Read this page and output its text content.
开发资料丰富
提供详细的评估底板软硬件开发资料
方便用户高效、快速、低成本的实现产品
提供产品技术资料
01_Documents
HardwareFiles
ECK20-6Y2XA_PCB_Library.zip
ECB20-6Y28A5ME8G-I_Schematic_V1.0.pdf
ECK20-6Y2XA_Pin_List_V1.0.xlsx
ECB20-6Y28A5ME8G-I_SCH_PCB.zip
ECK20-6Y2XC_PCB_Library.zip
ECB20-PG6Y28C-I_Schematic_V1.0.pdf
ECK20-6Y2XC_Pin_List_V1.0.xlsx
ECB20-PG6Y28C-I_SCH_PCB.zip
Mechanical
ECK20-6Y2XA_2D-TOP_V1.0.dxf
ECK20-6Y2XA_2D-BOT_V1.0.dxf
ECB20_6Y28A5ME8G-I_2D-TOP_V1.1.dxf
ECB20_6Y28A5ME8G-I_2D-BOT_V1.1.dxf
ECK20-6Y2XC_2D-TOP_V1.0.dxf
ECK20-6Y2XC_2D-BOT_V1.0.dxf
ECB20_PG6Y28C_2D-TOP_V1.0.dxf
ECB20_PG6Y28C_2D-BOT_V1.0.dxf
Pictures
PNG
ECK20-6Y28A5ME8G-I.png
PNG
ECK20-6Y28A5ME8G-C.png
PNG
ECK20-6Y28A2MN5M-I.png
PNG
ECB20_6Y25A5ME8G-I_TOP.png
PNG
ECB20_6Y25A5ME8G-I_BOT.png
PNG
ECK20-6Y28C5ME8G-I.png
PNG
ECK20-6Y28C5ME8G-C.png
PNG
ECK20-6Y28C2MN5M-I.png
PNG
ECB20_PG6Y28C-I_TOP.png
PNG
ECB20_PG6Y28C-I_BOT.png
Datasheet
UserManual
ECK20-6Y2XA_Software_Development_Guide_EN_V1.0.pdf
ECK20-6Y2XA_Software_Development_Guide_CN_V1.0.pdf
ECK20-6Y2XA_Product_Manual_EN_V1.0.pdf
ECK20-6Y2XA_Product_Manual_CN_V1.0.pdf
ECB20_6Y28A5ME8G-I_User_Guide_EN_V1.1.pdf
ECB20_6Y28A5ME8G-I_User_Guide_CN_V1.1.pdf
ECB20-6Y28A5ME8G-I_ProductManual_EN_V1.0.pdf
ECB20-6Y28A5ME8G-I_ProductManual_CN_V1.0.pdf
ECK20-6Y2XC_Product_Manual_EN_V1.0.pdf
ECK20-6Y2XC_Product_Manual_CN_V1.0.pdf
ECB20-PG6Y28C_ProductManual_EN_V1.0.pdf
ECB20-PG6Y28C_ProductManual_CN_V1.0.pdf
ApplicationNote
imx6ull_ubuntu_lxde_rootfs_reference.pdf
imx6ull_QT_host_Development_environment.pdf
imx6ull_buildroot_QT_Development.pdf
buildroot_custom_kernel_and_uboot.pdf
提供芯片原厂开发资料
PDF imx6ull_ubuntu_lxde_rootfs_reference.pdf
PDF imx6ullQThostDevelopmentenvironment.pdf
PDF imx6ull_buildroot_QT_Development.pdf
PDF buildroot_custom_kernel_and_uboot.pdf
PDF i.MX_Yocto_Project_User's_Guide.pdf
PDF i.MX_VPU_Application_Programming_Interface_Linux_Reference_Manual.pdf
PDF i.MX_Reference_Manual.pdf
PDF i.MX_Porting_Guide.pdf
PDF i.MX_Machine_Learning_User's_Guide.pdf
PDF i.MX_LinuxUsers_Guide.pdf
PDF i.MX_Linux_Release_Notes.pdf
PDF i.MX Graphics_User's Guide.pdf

============

Exercise description
Copy all the entries verbatim.

Answer to the problem
Read this page and output its text content.
开发资料丰富
提供详细的评估底板软硬件开发资料
方便用户高效、快速、低成本的实现产品
提供产品技术资料
01_Documents
HardwareFiles
ECK20-6Y2XA_PCB_Library.zip
ECB20-6Y28A5ME8G-I_Schematic_V1.0.pdf
ECK20-6Y2XA_Pin_List_V1.0.xlsx
ECB20-6Y28A5ME8G-I_SCH_PCB.zip
ECK20-6Y2XC_PCB_Library.zip
ECB20-PG6Y28C-I_Schematic_V1.0.pdf
ECK20-6Y2XC_Pin_List_V1.0.xlsx
ECB20-PG6Y28C-I_SCH_PCB.zip
Mechanical
ECK20-6Y2XA_2D-TOP_V1.0.dxf
ECK20-6Y2XA_2D-BOT_V1.0.dxf
ECB20_6Y28A5ME8G-I_2D-TOP_V1.1.dxf
ECB20_6Y28A5ME8G-I_2D-BOT_V1.1.dxf
ECK20-6Y2XC_2D-TOP_V1.0.dxf
ECK20-6Y2XC_2D-BOT_V1.0.dxf
ECB20_PG6Y28C_2D-TOP_V1.0.dxf
ECB20_PG6Y28C_2D-BOT_V1.0.dxf
Pictures
PNG
ECK20-6Y28A5ME8G-I.png
PNG
ECK20-6Y28A5ME8G-C.png
PNG
ECK20-6Y28A2MN5M-I.png
PNG
ECB20_6Y25A5ME8G-I_TOP.png
PNG
ECB20_6Y25A5ME8G-I_BOT.png
PNG
ECK20-6Y28C5ME8G-I.png
PNG
ECK20-6Y28C5ME8G-C.png
PNG
ECK20-6Y28C2MN5M-I.png
PNG
ECB20_PG6Y28C-I_TOP.png
PNG
ECB20_PG6Y28C-I_BOT.png
Datasheet
UserManual
ECK20-6Y2XA_Software_Development_Guide_EN_V1.0.pdf
ECK20-6Y2XA_Software_Development_Guide_CN_V1.0.pdf
ECK20-6Y2XA_Product_Manual_EN_V1.0.pdf
ECK20-6Y2XA_Product_Manual_CN_V1.0.pdf
ECB20_6Y28A5ME8G-I_User_Guide_EN_V1.1.pdf
ECB20_6Y28A5ME8G-I_User_Guide_CN_V1.1.pdf
ECB20-6Y28A5ME8G-I_ProductManual_EN_V1.0.pdf
ECB20-6Y28A5ME8G-I_ProductManual_CN_V1.0.pdf
ECK20-6Y2XC_Product_Manual_EN_V1.0.pdf
ECK20-6Y2XC_Product_Manual_CN_V1.0.pdf
ECB20-PG6Y28C_ProductManual_EN_V1.0.pdf
ECB20-PG6Y28C_ProductManual_CN_V1.0.pdf
ApplicationNote
imx6ull_ubuntu_lxde_rootfs_reference.pdf
imx6ull_QT_host_Development_environment.pdf
imx6ull_buildroot_QT_Development.pdf
buildroot_custom_kernel_and_uboot.pdf
提供芯片原厂开发资料
PDF imx6ull_ubuntu_lxde_rootfs_reference.pdf
PDF imx6ullQThostDevelopmentenvironment.pdf
PDF imx6ull_buildroot_QT_Development.pdf
PDF buildroot_custom_kernel_and_uboot.pdf
PDF i.MX_Yocto_Project_User's_Guide.pdf
PDF i.MX_VPU_Application_Programming_Interface_Linux_Reference_Manual.pdf
PDF i.MX_Reference_Manual.pdf
PDF i.MX_Porting_Guide.pdf
PDF i.MX_Machine_Learning_User's_Guide.pdf
PDF i.MX_LinuxUsers_Guide.pdf
PDF i.MX_Linux_Release_Notes.pdf
PDF i.MX Graphics_User's Guide.pdf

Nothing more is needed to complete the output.